▸ Selected text:
Set autoPublicIP instead of serverHost — the server hook fetches its public IP over HTTP once
at mission start and advertises that in the chat:
return {
serverHost = nil, -- leave nil; a set serverHost overrides autoPublicIP
serverPort = 19410,
autoPublicIP = true,
}
Needs socket.http in the hook env (ships with DCS — verify with test/aegis-http-probe.lua) and
the hook installed on the server. The fetch is one-shot at load (the blocking HTTP call is kept
off the live sim thread by design), so a mid-session IP change needs a server restart. Full
details: EA GUI → Dynamic-IP servers.
b. Forward the port. Forward UDP 19410 on your router to the server's LAN IP and allow it in the firewall — same as you already forward your DCS ports:
netsh advfirewall firewall add rule name="AEGIS-EA" dir=in action=allow protocol=UDP localport=19410
(The client always sends first, so the server's reply rides the client's NAT mapping back — you only need this inbound forward so the client's first packet reaches the server.)
Server-side mission config¶
In your setup script (where you call AEGIS:New()):
| Field | Default | Description |
|---|---|---|
eaEnabled |
true |
Master EA toggle. false disables jamming entirely. |
eaDebugLabels |
false |
true shows full group names on emitter rows instead of NATO designations. |
The UDP port (19410) is fixed in the script; change it only by editing the constant (and the
client serverPort to match).
How discovery actually works¶
So there's no confusion about magic that isn't there — the client finds the server in exactly
this order, and nothing reads dcs.log:
- Singleplayer →
127.0.0.1 - Auto-connect chat from the server (the normal MP path)

▸ Records:

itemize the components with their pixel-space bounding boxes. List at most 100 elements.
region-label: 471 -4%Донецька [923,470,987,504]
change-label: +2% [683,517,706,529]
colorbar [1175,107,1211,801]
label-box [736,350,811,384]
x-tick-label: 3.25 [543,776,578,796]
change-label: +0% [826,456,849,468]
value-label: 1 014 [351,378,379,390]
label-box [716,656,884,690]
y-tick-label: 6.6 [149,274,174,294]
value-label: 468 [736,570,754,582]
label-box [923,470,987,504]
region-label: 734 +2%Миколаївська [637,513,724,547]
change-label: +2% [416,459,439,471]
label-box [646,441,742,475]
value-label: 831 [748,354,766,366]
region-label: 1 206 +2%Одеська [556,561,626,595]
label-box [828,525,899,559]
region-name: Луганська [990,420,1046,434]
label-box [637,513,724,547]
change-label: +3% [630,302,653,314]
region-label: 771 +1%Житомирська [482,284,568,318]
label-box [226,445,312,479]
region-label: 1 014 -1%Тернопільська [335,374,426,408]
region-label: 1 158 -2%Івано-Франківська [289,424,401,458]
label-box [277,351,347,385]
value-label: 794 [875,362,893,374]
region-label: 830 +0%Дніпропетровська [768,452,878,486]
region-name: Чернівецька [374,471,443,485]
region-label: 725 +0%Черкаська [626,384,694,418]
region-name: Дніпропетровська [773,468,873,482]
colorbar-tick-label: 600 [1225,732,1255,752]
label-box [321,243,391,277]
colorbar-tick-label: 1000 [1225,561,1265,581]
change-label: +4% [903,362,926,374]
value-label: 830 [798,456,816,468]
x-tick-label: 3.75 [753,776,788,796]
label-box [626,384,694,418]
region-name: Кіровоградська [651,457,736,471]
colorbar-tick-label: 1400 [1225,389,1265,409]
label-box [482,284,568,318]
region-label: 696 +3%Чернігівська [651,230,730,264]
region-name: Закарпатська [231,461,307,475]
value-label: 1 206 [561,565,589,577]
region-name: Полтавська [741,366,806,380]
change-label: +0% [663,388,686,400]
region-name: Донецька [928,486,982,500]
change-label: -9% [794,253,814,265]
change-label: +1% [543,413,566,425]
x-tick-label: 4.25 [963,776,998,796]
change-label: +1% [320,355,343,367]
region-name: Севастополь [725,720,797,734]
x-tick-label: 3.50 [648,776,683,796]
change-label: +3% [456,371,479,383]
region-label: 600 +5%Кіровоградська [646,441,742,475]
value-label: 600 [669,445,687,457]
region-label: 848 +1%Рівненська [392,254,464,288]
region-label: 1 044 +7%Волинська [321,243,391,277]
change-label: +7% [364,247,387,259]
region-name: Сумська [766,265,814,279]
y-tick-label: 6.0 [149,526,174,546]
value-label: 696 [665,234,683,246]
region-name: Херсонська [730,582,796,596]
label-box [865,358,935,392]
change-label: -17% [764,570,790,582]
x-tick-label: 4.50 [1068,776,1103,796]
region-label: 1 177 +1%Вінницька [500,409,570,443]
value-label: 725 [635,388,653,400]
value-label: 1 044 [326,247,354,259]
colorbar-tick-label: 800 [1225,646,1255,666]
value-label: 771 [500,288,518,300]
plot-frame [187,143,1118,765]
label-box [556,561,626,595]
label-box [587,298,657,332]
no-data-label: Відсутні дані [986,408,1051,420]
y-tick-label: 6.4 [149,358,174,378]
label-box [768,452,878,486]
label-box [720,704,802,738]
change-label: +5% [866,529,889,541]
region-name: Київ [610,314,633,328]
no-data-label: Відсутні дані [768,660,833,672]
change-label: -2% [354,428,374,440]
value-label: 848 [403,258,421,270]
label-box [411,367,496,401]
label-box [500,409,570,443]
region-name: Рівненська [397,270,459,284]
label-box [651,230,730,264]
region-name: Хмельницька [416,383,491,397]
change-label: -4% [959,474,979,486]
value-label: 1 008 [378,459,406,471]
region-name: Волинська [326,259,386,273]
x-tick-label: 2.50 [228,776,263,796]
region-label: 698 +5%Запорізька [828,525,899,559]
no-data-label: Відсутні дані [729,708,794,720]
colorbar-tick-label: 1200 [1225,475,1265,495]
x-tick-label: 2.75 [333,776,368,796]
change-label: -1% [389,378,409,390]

▸ Task set:
#1 Decide whether each statement agrees with the AEGIS setup guide. Answer yes or no, and quote the guide's deciding words.
(a) The UDP port can be changed through a field in the server-side mission config.
(b) A change of IP address during a session requires a server restart.
(c) The client reads dcs.log to find the server.
#2 List every field set inside the return block in the AEGIS setup guide.
#3 Continue the AEGIS setup guide from where it stops.
The items are separate material and have nothing to do with the AEGIS setup guide.

▸ Results by task:
#1
(a) No: "The UDP port (19410) is fixed in the script; change it only by editing the constant"
(b) Yes: "so a mid-session IP change needs a server restart"
(c) No: "nothing reads dcs.log"

#2 serverHost, serverPort, autoPublicIP

#3
- Explicit
serverHostin the client's own config (manual override) - Manual entry in the panel's setup field
The mission-side socket is purely reactive: it binds *:19410 and replies to whatever address a
REQ/CMD packet came from. It never advertises an address — that's the hook's chat job.
Verification¶
Work top-down — confirm the socket opened before chasing client issues.
| Check | Where | Expected |
|---|---|---|
| Socket opened | server dcs.log |
[AEGIS] EA socket: listening on UDP 19410 |
| Socket not opened | server dcs.log |
EA socket: require('socket') not available → fix step 2 |
| Client connected | client dcs.log |
AEGIS-EA: Auto-connect from chat: <ip>:19410 |
| Panel renders | client | EA panel appears within ~2s of spawning into an EA- slot |
| Round-trip works | client | clicking WIDE updates the panel and the F10 menu shows the active mode |
Troubleshooting¶
| Symptom | Cause | Fix |
|---|---|---|
require('socket') not available (server log) |
require/package still sanitized, or LuaSocket/ missing |
Step 2 |
| Socket line never appears | Mission isn't AEGIS v0.8.1+, or the script errored earlier | Check the log for earlier [AEGIS] errors |
| Auto-connect never fires | Hook not in the server's Scripts/Hooks/, or wrong Saved Games profile |
Put it in DCS.release_server/Scripts/Hooks/; verify the profile |
| Remote clients fail, LAN works | Home server advertising its private LAN IP | Set serverHost + forward UDP 19410 (above) |
| One client fails, others fine | That client's firewall, or chat from host suppressed for them | Have that client set serverHost in their own config as a fallback |
Singleplayer / listen server¶
In SP your machine is both ends — the hook connects to 127.0.0.1:19410 with no config. You
still need require/package desanitized and LuaSocket present (the mission script opens the
same socket). See the SP slot-order note on the EA GUI page.
Architecture (why a UDP socket at all)¶
On a dedicated server the AEGIS data lives in the mission Lua VM, and the hook can't reach it
(net.dostring_in("mission", …) hits a separate VM where AEGIS is nil). So the mission
script opens a UDP socket inside its own VM and the client talks to it over the network —
which is why the identical path works in SP, on a listen server, and on a dedicated server. The
same socket also answers the companion visualizer's DUMP request.